• _Records for this task_

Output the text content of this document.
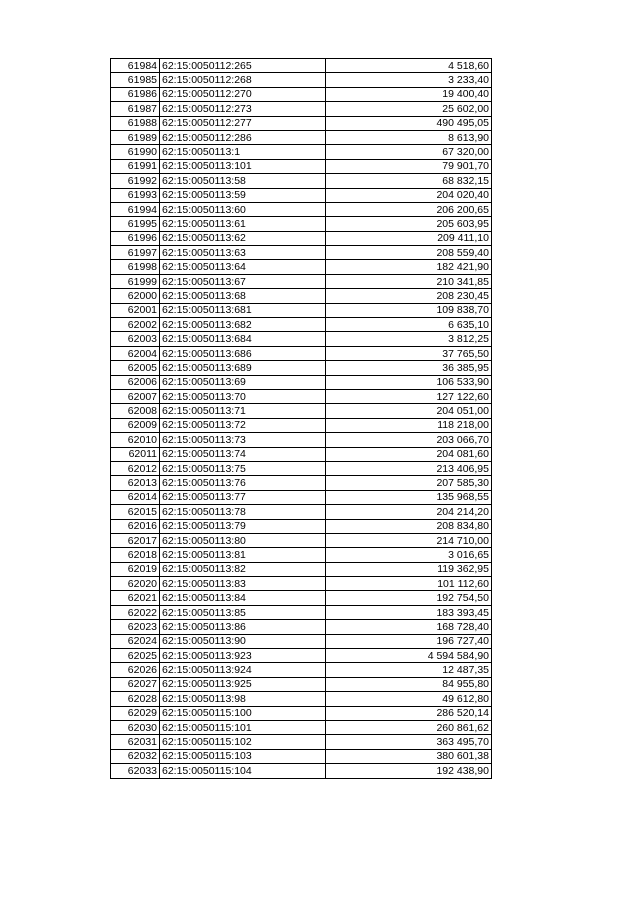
61984	62:15:0050112:265	4 518,60
61985	62:15:0050112:268	3 233,40
61986	62:15:0050112:270	19 400,40
61987	62:15:0050112:273	25 602,00
61988	62:15:0050112:277	490 495,05
61989	62:15:0050112:286	8 613,90
61990	62:15:0050113:1	67 320,00
61991	62:15:0050113:101	79 901,70
61992	62:15:0050113:58	68 832,15
61993	62:15:0050113:59	204 020,40
61994	62:15:0050113:60	206 200,65
61995	62:15:0050113:61	205 603,95
61996	62:15:0050113:62	209 411,10
61997	62:15:0050113:63	208 559,40
61998	62:15:0050113:64	182 421,90
61999	62:15:0050113:67	210 341,85
62000	62:15:0050113:68	208 230,45
62001	62:15:0050113:681	109 838,70
62002	62:15:0050113:682	6 635,10
62003	62:15:0050113:684	3 812,25
62004	62:15:0050113:686	37 765,50
62005	62:15:0050113:689	36 385,95
62006	62:15:0050113:69	106 533,90
62007	62:15:0050113:70	127 122,60
62008	62:15:0050113:71	204 051,00
62009	62:15:0050113:72	118 218,00
62010	62:15:0050113:73	203 066,70
62011	62:15:0050113:74	204 081,60
62012	62:15:0050113:75	213 406,95
62013	62:15:0050113:76	207 585,30
62014	62:15:0050113:77	135 968,55
62015	62:15:0050113:78	204 214,20
62016	62:15:0050113:79	208 834,80
62017	62:15:0050113:80	214 710,00
62018	62:15:0050113:81	3 016,65
62019	62:15:0050113:82	119 362,95
62020	62:15:0050113:83	101 112,60
62021	62:15:0050113:84	192 754,50
62022	62:15:0050113:85	183 393,45
62023	62:15:0050113:86	168 728,40
62024	62:15:0050113:90	196 727,40
62025	62:15:0050113:923	4 594 584,90
62026	62:15:0050113:924	12 487,35
62027	62:15:0050113:925	84 955,80
62028	62:15:0050113:98	49 612,80
62029	62:15:0050115:100	286 520,14
62030	62:15:0050115:101	260 861,62
62031	62:15:0050115:102	363 495,70
62032	62:15:0050115:103	380 601,38
62033	62:15:0050115:104	192 438,90
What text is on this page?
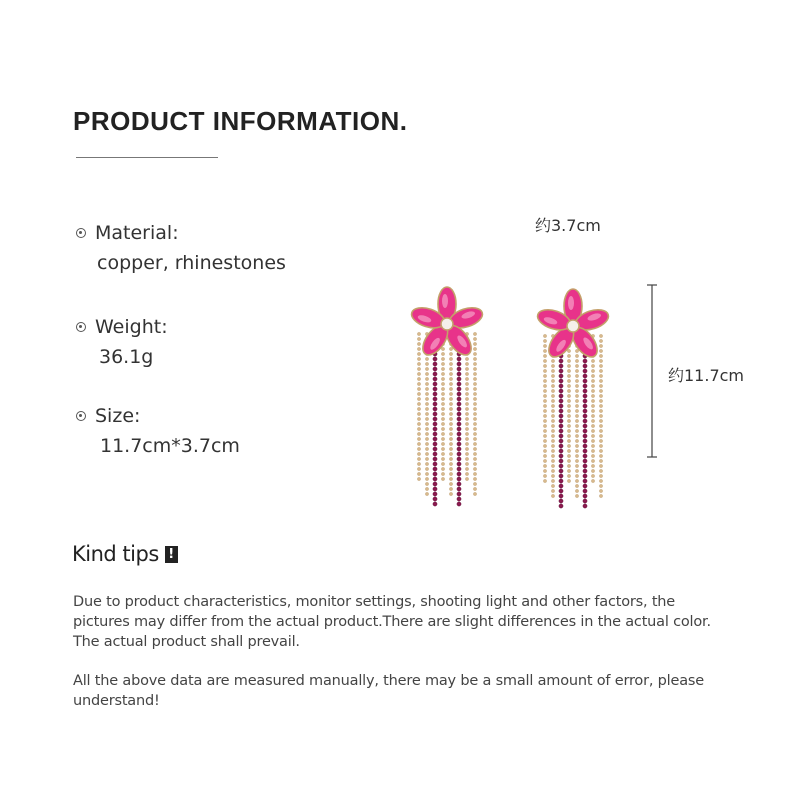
PRODUCT INFORMATION.
Material:
copper, rhinestones
Weight:
36.1g
Size:
11.7cm*3.7cm
约3.7cm
约11.7cm
Kind tips !
Due to product characteristics, monitor settings, shooting light and other factors, the pictures may differ from the actual product.There are slight differences in the actual color. The actual product shall prevail.
All the above data are measured manually, there may be a small amount of error, please understand!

• _Aim_
Quote every line of the records above exactly; no picture is to be copied.

• _Answer to this task_
Output the text content of this document.
61984	62:15:0050112:265	4 518,60
61985	62:15:0050112:268	3 233,40
61986	62:15:0050112:270	19 400,40
61987	62:15:0050112:273	25 602,00
61988	62:15:0050112:277	490 495,05
61989	62:15:0050112:286	8 613,90
61990	62:15:0050113:1	67 320,00
61991	62:15:0050113:101	79 901,70
61992	62:15:0050113:58	68 832,15
61993	62:15:0050113:59	204 020,40
61994	62:15:0050113:60	206 200,65
61995	62:15:0050113:61	205 603,95
61996	62:15:0050113:62	209 411,10
61997	62:15:0050113:63	208 559,40
61998	62:15:0050113:64	182 421,90
61999	62:15:0050113:67	210 341,85
62000	62:15:0050113:68	208 230,45
62001	62:15:0050113:681	109 838,70
62002	62:15:0050113:682	6 635,10
62003	62:15:0050113:684	3 812,25
62004	62:15:0050113:686	37 765,50
62005	62:15:0050113:689	36 385,95
62006	62:15:0050113:69	106 533,90
62007	62:15:0050113:70	127 122,60
62008	62:15:0050113:71	204 051,00
62009	62:15:0050113:72	118 218,00
62010	62:15:0050113:73	203 066,70
62011	62:15:0050113:74	204 081,60
62012	62:15:0050113:75	213 406,95
62013	62:15:0050113:76	207 585,30
62014	62:15:0050113:77	135 968,55
62015	62:15:0050113:78	204 214,20
62016	62:15:0050113:79	208 834,80
62017	62:15:0050113:80	214 710,00
62018	62:15:0050113:81	3 016,65
62019	62:15:0050113:82	119 362,95
62020	62:15:0050113:83	101 112,60
62021	62:15:0050113:84	192 754,50
62022	62:15:0050113:85	183 393,45
62023	62:15:0050113:86	168 728,40
62024	62:15:0050113:90	196 727,40
62025	62:15:0050113:923	4 594 584,90
62026	62:15:0050113:924	12 487,35
62027	62:15:0050113:925	84 955,80
62028	62:15:0050113:98	49 612,80
62029	62:15:0050115:100	286 520,14
62030	62:15:0050115:101	260 861,62
62031	62:15:0050115:102	363 495,70
62032	62:15:0050115:103	380 601,38
62033	62:15:0050115:104	192 438,90
What text is on this page?
PRODUCT INFORMATION.
Material:
copper, rhinestones
Weight:
36.1g
Size:
11.7cm*3.7cm
约3.7cm
约11.7cm
Kind tips !
Due to product characteristics, monitor settings, shooting light and other factors, the pictures may differ from the actual product.There are slight differences in the actual color. The actual product shall prevail.
All the above data are measured manually, there may be a small amount of error, please understand!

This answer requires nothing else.